GOAL |
Copy the lines from the start of the records through the line that contains "- windows-icon[interactable]: [1153, 478, 1179, 502]", including that line.

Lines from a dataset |
+++
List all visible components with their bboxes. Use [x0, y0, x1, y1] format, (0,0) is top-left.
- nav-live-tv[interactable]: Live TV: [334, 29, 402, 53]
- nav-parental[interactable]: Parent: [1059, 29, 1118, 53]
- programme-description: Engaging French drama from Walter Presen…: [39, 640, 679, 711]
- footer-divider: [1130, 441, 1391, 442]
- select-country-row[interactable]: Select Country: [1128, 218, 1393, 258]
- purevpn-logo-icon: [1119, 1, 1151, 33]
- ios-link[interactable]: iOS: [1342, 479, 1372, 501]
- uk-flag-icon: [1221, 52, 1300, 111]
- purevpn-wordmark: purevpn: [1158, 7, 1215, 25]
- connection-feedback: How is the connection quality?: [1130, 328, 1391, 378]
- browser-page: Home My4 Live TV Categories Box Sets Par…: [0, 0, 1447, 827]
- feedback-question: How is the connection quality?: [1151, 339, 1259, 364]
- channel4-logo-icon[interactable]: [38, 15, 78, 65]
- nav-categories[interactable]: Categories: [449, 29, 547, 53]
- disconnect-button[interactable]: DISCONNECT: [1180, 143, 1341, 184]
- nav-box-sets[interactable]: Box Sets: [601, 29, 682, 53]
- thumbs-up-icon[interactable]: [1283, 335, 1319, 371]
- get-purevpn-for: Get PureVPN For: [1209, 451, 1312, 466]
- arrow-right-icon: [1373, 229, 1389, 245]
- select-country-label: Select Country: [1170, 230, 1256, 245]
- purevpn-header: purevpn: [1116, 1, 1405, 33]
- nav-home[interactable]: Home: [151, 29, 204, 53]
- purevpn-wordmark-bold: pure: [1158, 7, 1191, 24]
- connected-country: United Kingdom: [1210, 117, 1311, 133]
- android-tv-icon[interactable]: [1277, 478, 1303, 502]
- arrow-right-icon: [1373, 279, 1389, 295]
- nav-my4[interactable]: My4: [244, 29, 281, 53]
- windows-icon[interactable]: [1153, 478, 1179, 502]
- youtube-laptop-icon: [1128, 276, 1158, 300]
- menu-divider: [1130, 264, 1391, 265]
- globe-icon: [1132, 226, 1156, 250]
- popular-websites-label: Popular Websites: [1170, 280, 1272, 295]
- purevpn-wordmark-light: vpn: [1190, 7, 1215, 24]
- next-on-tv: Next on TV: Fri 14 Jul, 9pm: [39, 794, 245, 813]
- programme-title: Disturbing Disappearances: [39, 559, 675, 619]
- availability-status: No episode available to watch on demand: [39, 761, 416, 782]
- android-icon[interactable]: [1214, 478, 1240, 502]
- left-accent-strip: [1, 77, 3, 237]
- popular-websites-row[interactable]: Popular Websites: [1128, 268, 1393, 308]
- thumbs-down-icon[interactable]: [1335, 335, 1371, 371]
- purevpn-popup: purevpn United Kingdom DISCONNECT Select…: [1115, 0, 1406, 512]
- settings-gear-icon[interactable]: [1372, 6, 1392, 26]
+++
ANSWER TO THIS EXERCISE |
List all visible components with their bboxes. Use [x0, y0, x1, y1] format, (0,0) is top-left.
- nav-live-tv[interactable]: Live TV: [334, 29, 402, 53]
- nav-parental[interactable]: Parent: [1059, 29, 1118, 53]
- programme-description: Engaging French drama from Walter Presen…: [39, 640, 679, 711]
- footer-divider: [1130, 441, 1391, 442]
- select-country-row[interactable]: Select Country: [1128, 218, 1393, 258]
- purevpn-logo-icon: [1119, 1, 1151, 33]
- ios-link[interactable]: iOS: [1342, 479, 1372, 501]
- uk-flag-icon: [1221, 52, 1300, 111]
- purevpn-wordmark: purevpn: [1158, 7, 1215, 25]
- connection-feedback: How is the connection quality?: [1130, 328, 1391, 378]
- browser-page: Home My4 Live TV Categories Box Sets Par…: [0, 0, 1447, 827]
- feedback-question: How is the connection quality?: [1151, 339, 1259, 364]
- channel4-logo-icon[interactable]: [38, 15, 78, 65]
- nav-categories[interactable]: Categories: [449, 29, 547, 53]
- disconnect-button[interactable]: DISCONNECT: [1180, 143, 1341, 184]
- nav-box-sets[interactable]: Box Sets: [601, 29, 682, 53]
- thumbs-up-icon[interactable]: [1283, 335, 1319, 371]
- get-purevpn-for: Get PureVPN For: [1209, 451, 1312, 466]
- arrow-right-icon: [1373, 229, 1389, 245]
- select-country-label: Select Country: [1170, 230, 1256, 245]
- purevpn-header: purevpn: [1116, 1, 1405, 33]
- nav-home[interactable]: Home: [151, 29, 204, 53]
- purevpn-wordmark-bold: pure: [1158, 7, 1191, 24]
- connected-country: United Kingdom: [1210, 117, 1311, 133]
- android-tv-icon[interactable]: [1277, 478, 1303, 502]
- arrow-right-icon: [1373, 279, 1389, 295]
- nav-my4[interactable]: My4: [244, 29, 281, 53]
- windows-icon[interactable]: [1153, 478, 1179, 502]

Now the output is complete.